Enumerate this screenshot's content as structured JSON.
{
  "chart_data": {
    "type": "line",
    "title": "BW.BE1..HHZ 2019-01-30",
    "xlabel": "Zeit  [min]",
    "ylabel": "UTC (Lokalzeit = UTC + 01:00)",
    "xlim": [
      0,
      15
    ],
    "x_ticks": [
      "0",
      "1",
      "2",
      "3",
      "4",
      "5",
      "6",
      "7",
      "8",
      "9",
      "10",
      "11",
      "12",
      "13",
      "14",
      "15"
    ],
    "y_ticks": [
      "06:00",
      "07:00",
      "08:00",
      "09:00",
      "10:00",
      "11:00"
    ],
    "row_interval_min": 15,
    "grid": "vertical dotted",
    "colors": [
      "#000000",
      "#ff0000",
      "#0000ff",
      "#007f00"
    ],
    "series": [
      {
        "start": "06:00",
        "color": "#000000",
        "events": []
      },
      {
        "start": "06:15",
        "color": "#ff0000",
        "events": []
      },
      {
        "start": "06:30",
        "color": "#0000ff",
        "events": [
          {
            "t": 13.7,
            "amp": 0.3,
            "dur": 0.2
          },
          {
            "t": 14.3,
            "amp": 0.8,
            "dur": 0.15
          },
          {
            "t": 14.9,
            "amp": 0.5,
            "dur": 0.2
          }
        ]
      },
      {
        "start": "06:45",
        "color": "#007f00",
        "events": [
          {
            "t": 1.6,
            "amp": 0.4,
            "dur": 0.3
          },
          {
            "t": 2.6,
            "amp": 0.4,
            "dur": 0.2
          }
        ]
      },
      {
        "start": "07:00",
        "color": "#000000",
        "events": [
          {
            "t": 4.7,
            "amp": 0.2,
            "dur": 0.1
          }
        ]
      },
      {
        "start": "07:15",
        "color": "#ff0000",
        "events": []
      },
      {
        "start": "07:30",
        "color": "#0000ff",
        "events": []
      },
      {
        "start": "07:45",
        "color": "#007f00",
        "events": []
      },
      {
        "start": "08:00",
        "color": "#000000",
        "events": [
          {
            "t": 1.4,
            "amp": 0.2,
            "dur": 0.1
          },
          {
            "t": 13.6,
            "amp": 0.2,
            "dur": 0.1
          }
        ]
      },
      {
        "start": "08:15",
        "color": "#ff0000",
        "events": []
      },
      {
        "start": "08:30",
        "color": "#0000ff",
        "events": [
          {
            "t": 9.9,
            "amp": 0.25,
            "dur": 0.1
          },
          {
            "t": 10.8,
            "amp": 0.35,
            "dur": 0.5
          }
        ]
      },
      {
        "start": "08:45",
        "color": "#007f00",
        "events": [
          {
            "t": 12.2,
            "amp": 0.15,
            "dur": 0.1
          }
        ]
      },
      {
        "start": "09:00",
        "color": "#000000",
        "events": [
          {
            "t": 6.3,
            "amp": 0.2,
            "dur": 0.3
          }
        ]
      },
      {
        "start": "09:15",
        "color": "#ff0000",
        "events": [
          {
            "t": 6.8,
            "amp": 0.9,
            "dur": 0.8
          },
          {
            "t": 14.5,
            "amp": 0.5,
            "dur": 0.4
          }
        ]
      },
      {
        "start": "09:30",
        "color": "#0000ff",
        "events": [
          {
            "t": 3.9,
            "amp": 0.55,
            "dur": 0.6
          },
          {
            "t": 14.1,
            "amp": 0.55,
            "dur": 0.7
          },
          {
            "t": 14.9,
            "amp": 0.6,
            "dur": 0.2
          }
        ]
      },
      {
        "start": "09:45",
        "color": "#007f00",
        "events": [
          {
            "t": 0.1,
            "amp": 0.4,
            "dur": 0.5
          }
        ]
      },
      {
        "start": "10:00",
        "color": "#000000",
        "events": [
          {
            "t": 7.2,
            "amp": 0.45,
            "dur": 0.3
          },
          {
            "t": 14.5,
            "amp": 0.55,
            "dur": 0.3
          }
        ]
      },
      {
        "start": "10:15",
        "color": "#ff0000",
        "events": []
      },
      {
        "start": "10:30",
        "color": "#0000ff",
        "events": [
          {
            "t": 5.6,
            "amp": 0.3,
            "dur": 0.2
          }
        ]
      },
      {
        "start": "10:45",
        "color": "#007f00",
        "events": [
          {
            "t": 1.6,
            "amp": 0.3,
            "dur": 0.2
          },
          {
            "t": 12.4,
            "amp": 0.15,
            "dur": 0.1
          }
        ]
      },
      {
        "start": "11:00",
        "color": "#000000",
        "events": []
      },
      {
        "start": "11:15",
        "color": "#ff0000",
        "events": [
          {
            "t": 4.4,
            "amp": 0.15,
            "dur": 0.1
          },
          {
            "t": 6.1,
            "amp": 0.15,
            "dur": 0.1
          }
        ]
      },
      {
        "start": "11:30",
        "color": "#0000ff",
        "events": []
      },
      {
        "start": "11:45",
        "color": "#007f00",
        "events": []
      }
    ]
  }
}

● DIRECTION
Exactly as written, please output every entry.

● CORRECT OUTPUT
Enumerate this screenshot's content as structured JSON.
{
  "chart_data": {
    "type": "line",
    "title": "BW.BE1..HHZ 2019-01-30",
    "xlabel": "Zeit  [min]",
    "ylabel": "UTC (Lokalzeit = UTC + 01:00)",
    "xlim": [
      0,
      15
    ],
    "x_ticks": [
      "0",
      "1",
      "2",
      "3",
      "4",
      "5",
      "6",
      "7",
      "8",
      "9",
      "10",
      "11",
      "12",
      "13",
      "14",
      "15"
    ],
    "y_ticks": [
      "06:00",
      "07:00",
      "08:00",
      "09:00",
      "10:00",
      "11:00"
    ],
    "row_interval_min": 15,
    "grid": "vertical dotted",
    "colors": [
      "#000000",
      "#ff0000",
      "#0000ff",
      "#007f00"
    ],
    "series": [
      {
        "start": "06:00",
        "color": "#000000",
        "events": []
      },
      {
        "start": "06:15",
        "color": "#ff0000",
        "events": []
      },
      {
        "start": "06:30",
        "color": "#0000ff",
        "events": [
          {
            "t": 13.7,
            "amp": 0.3,
            "dur": 0.2
          },
          {
            "t": 14.3,
            "amp": 0.8,
            "dur": 0.15
          },
          {
            "t": 14.9,
            "amp": 0.5,
            "dur": 0.2
          }
        ]
      },
      {
        "start": "06:45",
        "color": "#007f00",
        "events": [
          {
            "t": 1.6,
            "amp": 0.4,
            "dur": 0.3
          },
          {
            "t": 2.6,
            "amp": 0.4,
            "dur": 0.2
          }
        ]
      },
      {
        "start": "07:00",
        "color": "#000000",
        "events": [
          {
            "t": 4.7,
            "amp": 0.2,
            "dur": 0.1
          }
        ]
      },
      {
        "start": "07:15",
        "color": "#ff0000",
        "events": []
      },
      {
        "start": "07:30",
        "color": "#0000ff",
        "events": []
      },
      {
        "start": "07:45",
        "color": "#007f00",
        "events": []
      },
      {
        "start": "08:00",
        "color": "#000000",
        "events": [
          {
            "t": 1.4,
            "amp": 0.2,
            "dur": 0.1
          },
          {
            "t": 13.6,
            "amp": 0.2,
            "dur": 0.1
          }
        ]
      },
      {
        "start": "08:15",
        "color": "#ff0000",
        "events": []
      },
      {
        "start": "08:30",
        "color": "#0000ff",
        "events": [
          {
            "t": 9.9,
            "amp": 0.25,
            "dur": 0.1
          },
          {
            "t": 10.8,
            "amp": 0.35,
            "dur": 0.5
          }
        ]
      },
      {
        "start": "08:45",
        "color": "#007f00",
        "events": [
          {
            "t": 12.2,
            "amp": 0.15,
            "dur": 0.1
          }
        ]
      },
      {
        "start": "09:00",
        "color": "#000000",
        "events": [
          {
            "t": 6.3,
            "amp": 0.2,
            "dur": 0.3
          }
        ]
      },
      {
        "start": "09:15",
        "color": "#ff0000",
        "events": [
          {
            "t": 6.8,
            "amp": 0.9,
            "dur": 0.8
          },
          {
            "t": 14.5,
            "amp": 0.5,
            "dur": 0.4
          }
        ]
      },
      {
        "start": "09:30",
        "color": "#0000ff",
        "events": [
          {
            "t": 3.9,
            "amp": 0.55,
            "dur": 0.6
          },
          {
            "t": 14.1,
            "amp": 0.55,
            "dur": 0.7
          },
          {
            "t": 14.9,
            "amp": 0.6,
            "dur": 0.2
          }
        ]
      },
      {
        "start": "09:45",
        "color": "#007f00",
        "events": [
          {
            "t": 0.1,
            "amp": 0.4,
            "dur": 0.5
          }
        ]
      },
      {
        "start": "10:00",
        "color": "#000000",
        "events": [
          {
            "t": 7.2,
            "amp": 0.45,
            "dur": 0.3
          },
          {
            "t": 14.5,
            "amp": 0.55,
            "dur": 0.3
          }
        ]
      },
      {
        "start": "10:15",
        "color": "#ff0000",
        "events": []
      },
      {
        "start": "10:30",
        "color": "#0000ff",
        "events": [
          {
            "t": 5.6,
            "amp": 0.3,
            "dur": 0.2
          }
        ]
      },
      {
        "start": "10:45",
        "color": "#007f00",
        "events": [
          {
            "t": 1.6,
            "amp": 0.3,
            "dur": 0.2
          },
          {
            "t": 12.4,
            "amp": 0.15,
            "dur": 0.1
          }
        ]
      },
      {
        "start": "11:00",
        "color": "#000000",
        "events": []
      },
      {
        "start": "11:15",
        "color": "#ff0000",
        "events": [
          {
            "t": 4.4,
            "amp": 0.15,
            "dur": 0.1
          },
          {
            "t": 6.1,
            "amp": 0.15,
            "dur": 0.1
          }
        ]
      },
      {
        "start": "11:30",
        "color": "#0000ff",
        "events": []
      },
      {
        "start": "11:45",
        "color": "#007f00",
        "events": []
      }
    ]
  }
}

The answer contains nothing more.